> Task brief
Search the material below for the word "Switch". Copy every line that has it.

> Material
## Start
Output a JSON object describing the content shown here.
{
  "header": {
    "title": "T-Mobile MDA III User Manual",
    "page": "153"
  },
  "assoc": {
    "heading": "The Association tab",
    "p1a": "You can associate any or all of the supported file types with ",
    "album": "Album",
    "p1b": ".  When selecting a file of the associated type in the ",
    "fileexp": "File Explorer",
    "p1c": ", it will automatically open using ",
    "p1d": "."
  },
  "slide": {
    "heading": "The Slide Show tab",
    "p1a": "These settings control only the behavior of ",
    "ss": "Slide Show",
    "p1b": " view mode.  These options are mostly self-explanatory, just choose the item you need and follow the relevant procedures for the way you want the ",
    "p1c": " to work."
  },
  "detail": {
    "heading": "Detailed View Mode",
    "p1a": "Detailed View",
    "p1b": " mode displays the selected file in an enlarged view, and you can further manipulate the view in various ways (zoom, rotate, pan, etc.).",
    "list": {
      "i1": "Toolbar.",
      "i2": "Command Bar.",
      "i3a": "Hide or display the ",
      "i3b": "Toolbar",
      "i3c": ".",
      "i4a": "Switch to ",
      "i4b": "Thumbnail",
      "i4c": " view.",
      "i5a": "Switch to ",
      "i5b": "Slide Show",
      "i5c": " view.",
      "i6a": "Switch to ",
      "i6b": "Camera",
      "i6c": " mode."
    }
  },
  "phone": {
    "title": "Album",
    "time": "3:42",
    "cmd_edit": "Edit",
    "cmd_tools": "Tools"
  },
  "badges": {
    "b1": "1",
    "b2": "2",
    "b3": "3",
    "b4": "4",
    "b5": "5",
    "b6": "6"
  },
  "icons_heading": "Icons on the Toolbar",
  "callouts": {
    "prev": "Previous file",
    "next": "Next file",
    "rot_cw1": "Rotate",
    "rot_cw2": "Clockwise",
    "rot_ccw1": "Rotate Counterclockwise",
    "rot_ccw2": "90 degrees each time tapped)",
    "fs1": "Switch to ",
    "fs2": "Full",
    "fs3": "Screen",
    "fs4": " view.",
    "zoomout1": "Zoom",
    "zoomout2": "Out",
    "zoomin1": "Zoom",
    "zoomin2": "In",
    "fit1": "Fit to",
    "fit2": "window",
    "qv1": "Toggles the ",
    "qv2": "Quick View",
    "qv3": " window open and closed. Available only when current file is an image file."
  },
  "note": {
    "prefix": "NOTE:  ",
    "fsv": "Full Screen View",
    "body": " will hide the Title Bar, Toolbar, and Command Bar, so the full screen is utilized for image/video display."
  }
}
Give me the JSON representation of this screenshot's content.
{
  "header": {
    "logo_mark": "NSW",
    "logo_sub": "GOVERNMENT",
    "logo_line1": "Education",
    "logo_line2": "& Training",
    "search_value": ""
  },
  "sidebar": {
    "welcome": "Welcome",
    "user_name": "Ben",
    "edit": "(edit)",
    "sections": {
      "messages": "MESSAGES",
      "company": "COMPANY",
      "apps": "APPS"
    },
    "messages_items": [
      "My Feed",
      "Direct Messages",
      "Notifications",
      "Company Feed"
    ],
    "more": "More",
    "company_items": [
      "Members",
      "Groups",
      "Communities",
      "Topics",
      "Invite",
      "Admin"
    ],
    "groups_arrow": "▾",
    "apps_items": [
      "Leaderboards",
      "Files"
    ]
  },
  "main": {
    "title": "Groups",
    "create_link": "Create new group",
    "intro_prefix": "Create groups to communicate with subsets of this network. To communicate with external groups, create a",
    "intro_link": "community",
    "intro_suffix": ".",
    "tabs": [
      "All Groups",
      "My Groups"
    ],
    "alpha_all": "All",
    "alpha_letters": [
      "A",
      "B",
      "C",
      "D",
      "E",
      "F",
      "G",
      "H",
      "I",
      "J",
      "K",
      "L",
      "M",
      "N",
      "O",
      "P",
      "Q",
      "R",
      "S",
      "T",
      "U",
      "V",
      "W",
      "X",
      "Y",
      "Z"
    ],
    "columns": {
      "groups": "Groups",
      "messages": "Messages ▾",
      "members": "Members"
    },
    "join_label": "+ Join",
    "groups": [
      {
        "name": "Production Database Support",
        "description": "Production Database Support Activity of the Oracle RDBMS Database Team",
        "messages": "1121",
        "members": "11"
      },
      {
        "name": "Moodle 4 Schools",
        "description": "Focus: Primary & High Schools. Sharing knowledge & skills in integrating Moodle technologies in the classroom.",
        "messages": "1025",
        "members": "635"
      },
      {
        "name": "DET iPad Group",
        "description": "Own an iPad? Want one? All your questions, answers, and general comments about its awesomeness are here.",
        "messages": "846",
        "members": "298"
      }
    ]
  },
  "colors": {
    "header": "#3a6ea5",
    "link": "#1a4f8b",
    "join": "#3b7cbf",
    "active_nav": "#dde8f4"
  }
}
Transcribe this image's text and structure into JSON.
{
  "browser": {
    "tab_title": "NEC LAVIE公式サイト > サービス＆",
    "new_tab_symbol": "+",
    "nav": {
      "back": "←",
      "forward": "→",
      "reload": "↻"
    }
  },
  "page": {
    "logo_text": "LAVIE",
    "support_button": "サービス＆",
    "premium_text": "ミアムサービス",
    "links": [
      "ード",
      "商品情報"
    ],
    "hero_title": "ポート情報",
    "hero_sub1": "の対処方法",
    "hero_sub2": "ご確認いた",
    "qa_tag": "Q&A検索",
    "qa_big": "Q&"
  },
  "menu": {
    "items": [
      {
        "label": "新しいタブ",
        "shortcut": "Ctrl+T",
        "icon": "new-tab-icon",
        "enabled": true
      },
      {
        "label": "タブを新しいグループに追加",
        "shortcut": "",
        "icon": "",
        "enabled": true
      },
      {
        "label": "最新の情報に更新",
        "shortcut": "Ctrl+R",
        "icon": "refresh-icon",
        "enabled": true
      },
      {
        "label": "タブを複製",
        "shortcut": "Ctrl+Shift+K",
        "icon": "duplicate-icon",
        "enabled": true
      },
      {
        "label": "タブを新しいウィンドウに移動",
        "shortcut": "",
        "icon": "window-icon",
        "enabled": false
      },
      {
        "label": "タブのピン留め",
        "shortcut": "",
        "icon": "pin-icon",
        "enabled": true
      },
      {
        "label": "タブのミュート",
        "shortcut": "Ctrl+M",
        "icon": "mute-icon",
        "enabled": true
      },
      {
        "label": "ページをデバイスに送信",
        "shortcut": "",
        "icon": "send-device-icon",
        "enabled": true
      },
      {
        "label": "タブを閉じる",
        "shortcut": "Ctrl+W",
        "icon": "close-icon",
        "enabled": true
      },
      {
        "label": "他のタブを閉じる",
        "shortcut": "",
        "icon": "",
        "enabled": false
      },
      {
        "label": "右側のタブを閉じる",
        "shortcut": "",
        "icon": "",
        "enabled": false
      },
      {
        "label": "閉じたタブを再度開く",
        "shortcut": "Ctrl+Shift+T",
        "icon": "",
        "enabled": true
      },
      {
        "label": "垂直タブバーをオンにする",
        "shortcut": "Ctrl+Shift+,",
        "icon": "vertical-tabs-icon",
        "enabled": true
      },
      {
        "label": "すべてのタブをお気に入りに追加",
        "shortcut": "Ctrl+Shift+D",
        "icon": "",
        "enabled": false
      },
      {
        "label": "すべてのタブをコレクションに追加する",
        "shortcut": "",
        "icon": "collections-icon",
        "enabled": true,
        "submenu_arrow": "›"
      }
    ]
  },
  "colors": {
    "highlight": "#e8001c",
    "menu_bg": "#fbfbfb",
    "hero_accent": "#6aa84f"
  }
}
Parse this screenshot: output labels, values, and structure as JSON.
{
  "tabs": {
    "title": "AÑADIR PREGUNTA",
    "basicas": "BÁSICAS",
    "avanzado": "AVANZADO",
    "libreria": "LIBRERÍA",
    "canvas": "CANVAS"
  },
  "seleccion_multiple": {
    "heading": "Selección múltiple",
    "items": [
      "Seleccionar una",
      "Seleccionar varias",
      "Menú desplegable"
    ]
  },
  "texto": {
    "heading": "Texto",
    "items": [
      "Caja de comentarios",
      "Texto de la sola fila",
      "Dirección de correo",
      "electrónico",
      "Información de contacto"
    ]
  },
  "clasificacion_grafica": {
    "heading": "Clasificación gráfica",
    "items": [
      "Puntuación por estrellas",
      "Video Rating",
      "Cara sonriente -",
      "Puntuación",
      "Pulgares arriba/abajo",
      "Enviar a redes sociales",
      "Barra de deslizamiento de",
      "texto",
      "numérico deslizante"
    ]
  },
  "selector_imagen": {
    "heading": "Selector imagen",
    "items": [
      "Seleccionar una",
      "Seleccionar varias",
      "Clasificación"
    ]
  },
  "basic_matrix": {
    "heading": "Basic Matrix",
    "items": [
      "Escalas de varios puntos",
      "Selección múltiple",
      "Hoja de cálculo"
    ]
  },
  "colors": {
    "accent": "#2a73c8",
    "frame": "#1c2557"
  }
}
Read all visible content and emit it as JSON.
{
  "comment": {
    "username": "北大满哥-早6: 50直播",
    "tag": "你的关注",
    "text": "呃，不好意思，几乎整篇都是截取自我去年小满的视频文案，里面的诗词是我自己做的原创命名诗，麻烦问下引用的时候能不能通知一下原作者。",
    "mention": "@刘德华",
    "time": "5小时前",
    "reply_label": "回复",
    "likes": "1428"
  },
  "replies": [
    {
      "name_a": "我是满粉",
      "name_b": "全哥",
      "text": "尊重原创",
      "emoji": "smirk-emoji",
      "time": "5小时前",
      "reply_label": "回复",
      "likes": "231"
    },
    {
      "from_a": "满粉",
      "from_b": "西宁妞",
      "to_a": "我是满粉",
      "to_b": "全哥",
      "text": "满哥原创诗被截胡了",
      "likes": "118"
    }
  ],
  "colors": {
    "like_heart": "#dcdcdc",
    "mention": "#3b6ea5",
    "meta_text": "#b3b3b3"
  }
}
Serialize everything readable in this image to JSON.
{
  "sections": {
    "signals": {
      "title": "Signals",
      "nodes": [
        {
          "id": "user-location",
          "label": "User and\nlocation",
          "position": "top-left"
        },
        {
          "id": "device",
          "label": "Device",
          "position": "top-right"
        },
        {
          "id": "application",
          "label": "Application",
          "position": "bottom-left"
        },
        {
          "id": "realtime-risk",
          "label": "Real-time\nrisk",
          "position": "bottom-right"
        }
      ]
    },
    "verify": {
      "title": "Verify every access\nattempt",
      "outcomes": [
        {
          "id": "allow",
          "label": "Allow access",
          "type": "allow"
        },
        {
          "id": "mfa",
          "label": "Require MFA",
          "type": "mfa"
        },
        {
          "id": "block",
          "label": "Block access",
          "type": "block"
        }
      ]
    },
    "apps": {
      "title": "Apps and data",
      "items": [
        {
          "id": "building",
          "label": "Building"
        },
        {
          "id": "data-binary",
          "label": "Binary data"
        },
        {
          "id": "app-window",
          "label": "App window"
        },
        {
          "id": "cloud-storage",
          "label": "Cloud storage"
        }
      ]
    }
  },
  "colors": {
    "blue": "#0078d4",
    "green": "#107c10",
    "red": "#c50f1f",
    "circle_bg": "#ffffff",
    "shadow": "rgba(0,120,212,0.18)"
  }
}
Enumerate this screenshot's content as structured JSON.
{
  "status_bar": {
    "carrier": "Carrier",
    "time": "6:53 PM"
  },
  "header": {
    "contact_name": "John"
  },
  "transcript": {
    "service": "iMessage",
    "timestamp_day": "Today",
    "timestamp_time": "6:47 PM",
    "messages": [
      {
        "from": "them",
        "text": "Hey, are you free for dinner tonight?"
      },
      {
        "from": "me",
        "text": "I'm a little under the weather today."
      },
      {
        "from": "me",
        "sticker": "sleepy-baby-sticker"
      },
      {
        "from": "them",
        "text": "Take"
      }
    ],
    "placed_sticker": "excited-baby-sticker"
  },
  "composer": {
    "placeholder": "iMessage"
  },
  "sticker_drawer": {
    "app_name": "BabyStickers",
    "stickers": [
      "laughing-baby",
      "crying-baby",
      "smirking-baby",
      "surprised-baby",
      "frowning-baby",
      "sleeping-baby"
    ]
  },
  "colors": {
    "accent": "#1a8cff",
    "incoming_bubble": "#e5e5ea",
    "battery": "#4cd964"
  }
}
## End
> In response
      "i4a": "Switch to ",
      "i5a": "Switch to ",
      "i6a": "Switch to ",
    "fs1": "Switch to ",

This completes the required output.